## PROBLEM TO SOLVE
Write out the entire listing below exactly as it appears, minus any pictures.

## GIVEN DATA
>> Begin
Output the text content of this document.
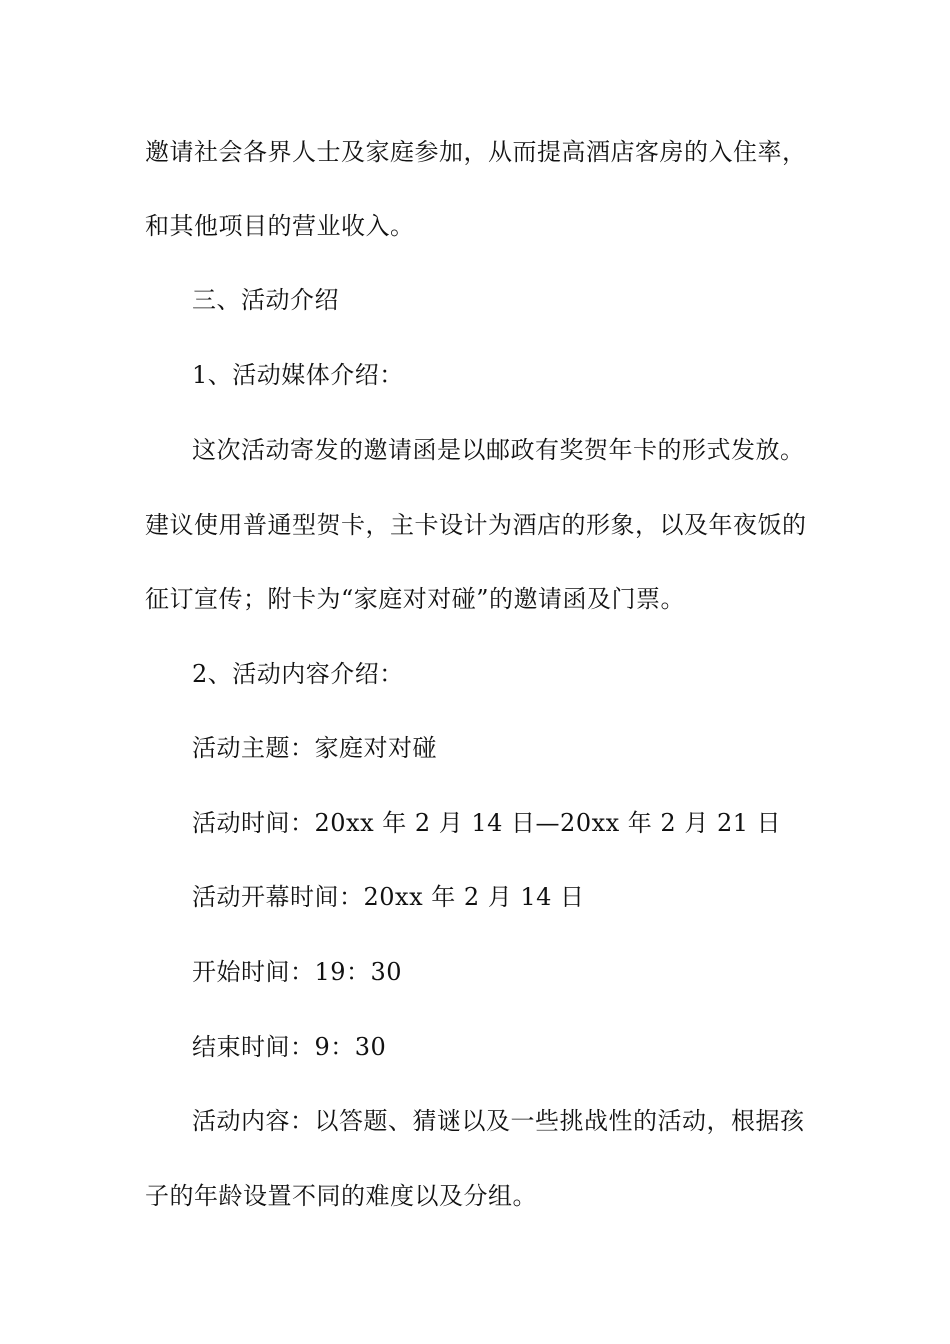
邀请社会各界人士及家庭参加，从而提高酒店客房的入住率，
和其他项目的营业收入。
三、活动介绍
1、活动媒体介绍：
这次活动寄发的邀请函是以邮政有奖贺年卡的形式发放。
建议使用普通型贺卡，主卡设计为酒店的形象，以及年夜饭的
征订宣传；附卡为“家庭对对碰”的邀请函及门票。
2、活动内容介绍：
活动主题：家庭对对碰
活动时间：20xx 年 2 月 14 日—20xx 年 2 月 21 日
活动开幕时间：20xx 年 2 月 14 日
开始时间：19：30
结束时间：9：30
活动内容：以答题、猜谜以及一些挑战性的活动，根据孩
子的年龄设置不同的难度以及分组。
>> End
## ANSWER TO THE EXERCISE
Output the text content of this document.
邀请社会各界人士及家庭参加，从而提高酒店客房的入住率，
和其他项目的营业收入。
三、活动介绍
1、活动媒体介绍：
这次活动寄发的邀请函是以邮政有奖贺年卡的形式发放。
建议使用普通型贺卡，主卡设计为酒店的形象，以及年夜饭的
征订宣传；附卡为“家庭对对碰”的邀请函及门票。
2、活动内容介绍：
活动主题：家庭对对碰
活动时间：20xx 年 2 月 14 日—20xx 年 2 月 21 日
活动开幕时间：20xx 年 2 月 14 日
开始时间：19：30
结束时间：9：30
活动内容：以答题、猜谜以及一些挑战性的活动，根据孩
子的年龄设置不同的难度以及分组。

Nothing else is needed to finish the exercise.